# Dataset rows:
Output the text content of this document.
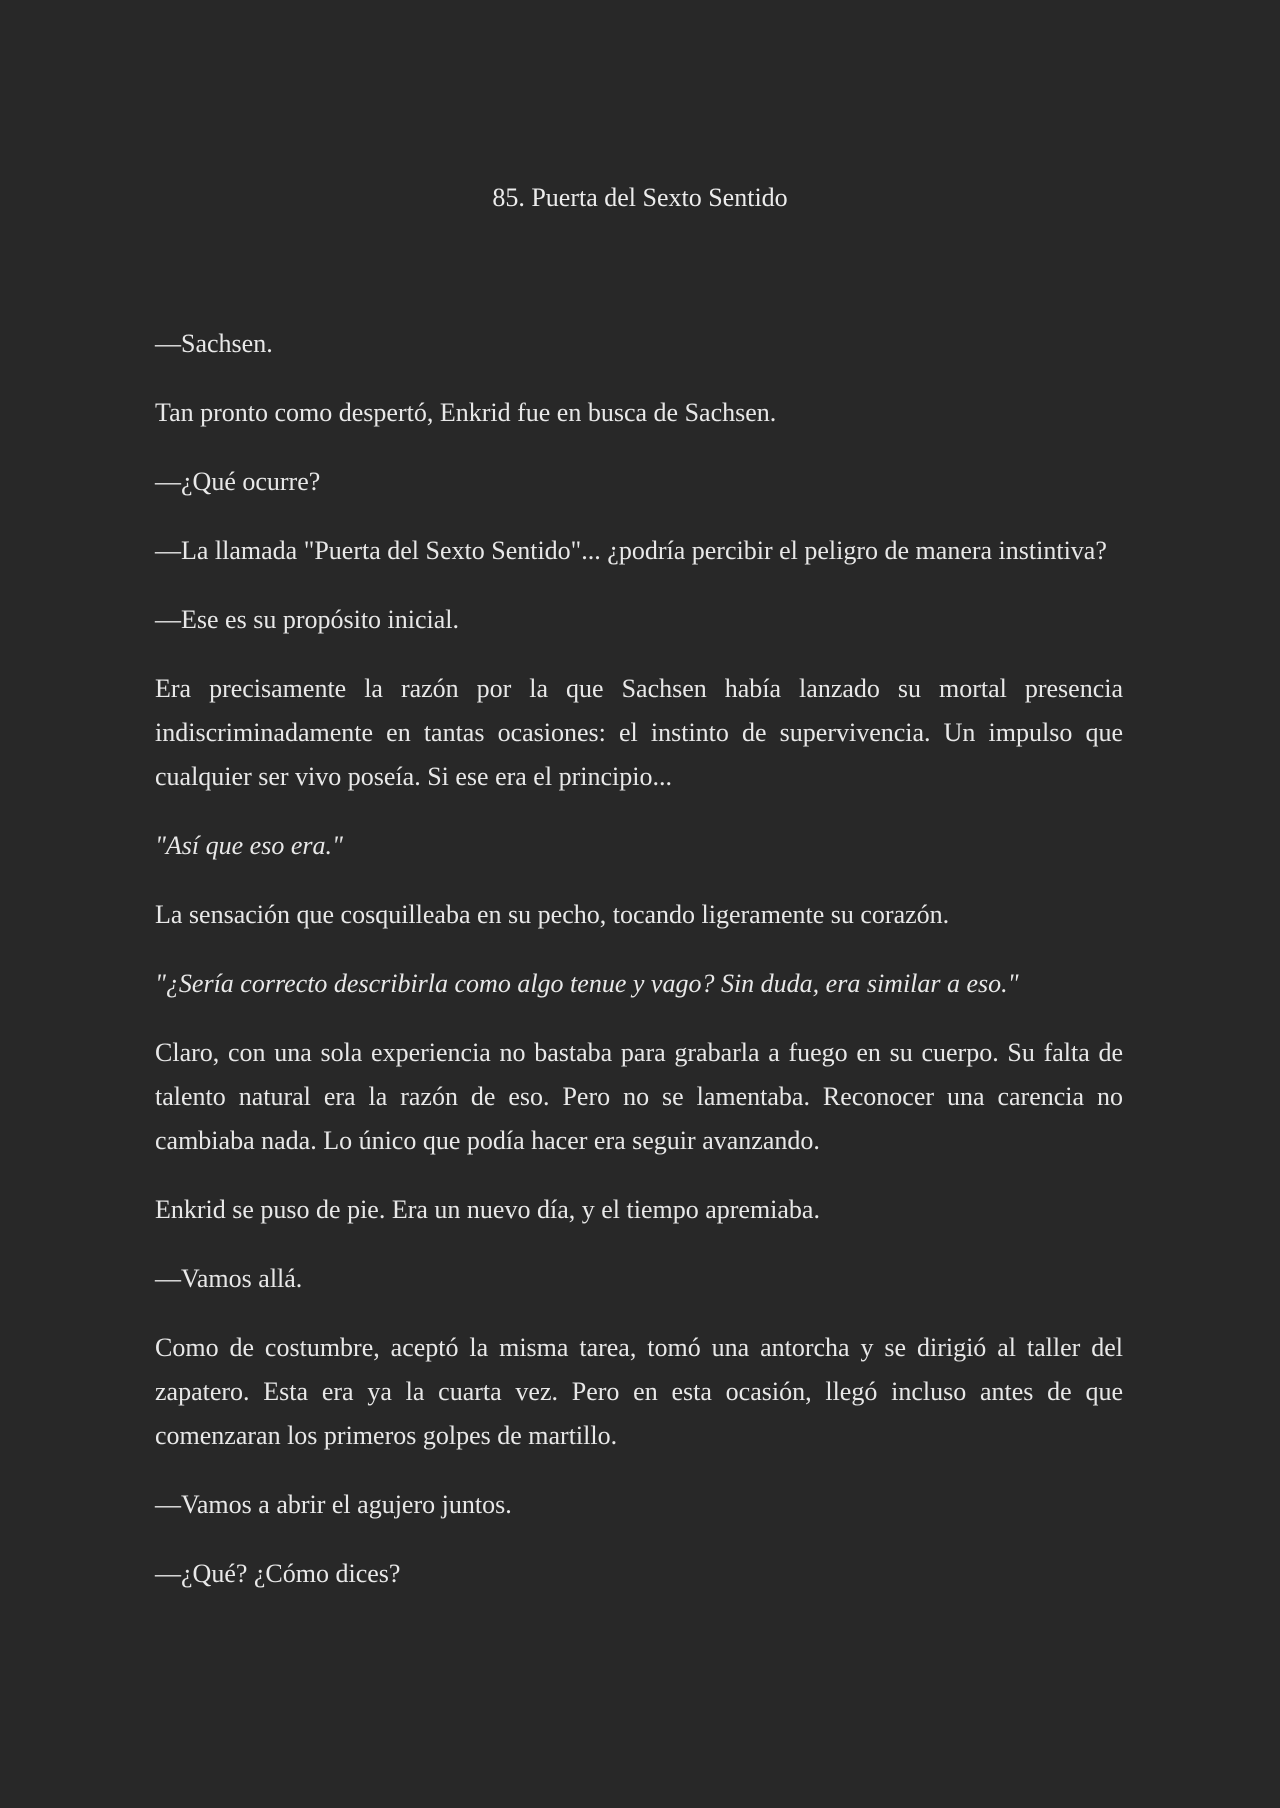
85. Puerta del Sexto Sentido

—Sachsen.

Tan pronto como despertó, Enkrid fue en busca de Sachsen.

—¿Qué ocurre?

—La llamada "Puerta del Sexto Sentido"... ¿podría percibir el peligro de manera instintiva?

—Ese es su propósito inicial.

Era precisamente la razón por la que Sachsen había lanzado su mortal presencia indiscriminadamente en tantas ocasiones: el instinto de supervivencia. Un impulso que cualquier ser vivo poseía. Si ese era el principio...

"Así que eso era."

La sensación que cosquilleaba en su pecho, tocando ligeramente su corazón.

"¿Sería correcto describirla como algo tenue y vago? Sin duda, era similar a eso."

Claro, con una sola experiencia no bastaba para grabarla a fuego en su cuerpo. Su falta de talento natural era la razón de eso. Pero no se lamentaba. Reconocer una carencia no cambiaba nada. Lo único que podía hacer era seguir avanzando.

Enkrid se puso de pie. Era un nuevo día, y el tiempo apremiaba.

—Vamos allá.

Como de costumbre, aceptó la misma tarea, tomó una antorcha y se dirigió al taller del zapatero. Esta era ya la cuarta vez. Pero en esta ocasión, llegó incluso antes de que comenzaran los primeros golpes de martillo.

—Vamos a abrir el agujero juntos.

—¿Qué? ¿Cómo dices?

# SET PROBLEM:
Nothing but the pictures may be dropped; output the records above exactly.

# SOLUTION BELOW:
Output the text content of this document.
85. Puerta del Sexto Sentido

—Sachsen.

Tan pronto como despertó, Enkrid fue en busca de Sachsen.

—¿Qué ocurre?

—La llamada "Puerta del Sexto Sentido"... ¿podría percibir el peligro de manera instintiva?

—Ese es su propósito inicial.

Era precisamente la razón por la que Sachsen había lanzado su mortal presencia indiscriminadamente en tantas ocasiones: el instinto de supervivencia. Un impulso que cualquier ser vivo poseía. Si ese era el principio...

"Así que eso era."

La sensación que cosquilleaba en su pecho, tocando ligeramente su corazón.

"¿Sería correcto describirla como algo tenue y vago? Sin duda, era similar a eso."

Claro, con una sola experiencia no bastaba para grabarla a fuego en su cuerpo. Su falta de talento natural era la razón de eso. Pero no se lamentaba. Reconocer una carencia no cambiaba nada. Lo único que podía hacer era seguir avanzando.

Enkrid se puso de pie. Era un nuevo día, y el tiempo apremiaba.

—Vamos allá.

Como de costumbre, aceptó la misma tarea, tomó una antorcha y se dirigió al taller del zapatero. Esta era ya la cuarta vez. Pero en esta ocasión, llegó incluso antes de que comenzaran los primeros golpes de martillo.

—Vamos a abrir el agujero juntos.

—¿Qué? ¿Cómo dices?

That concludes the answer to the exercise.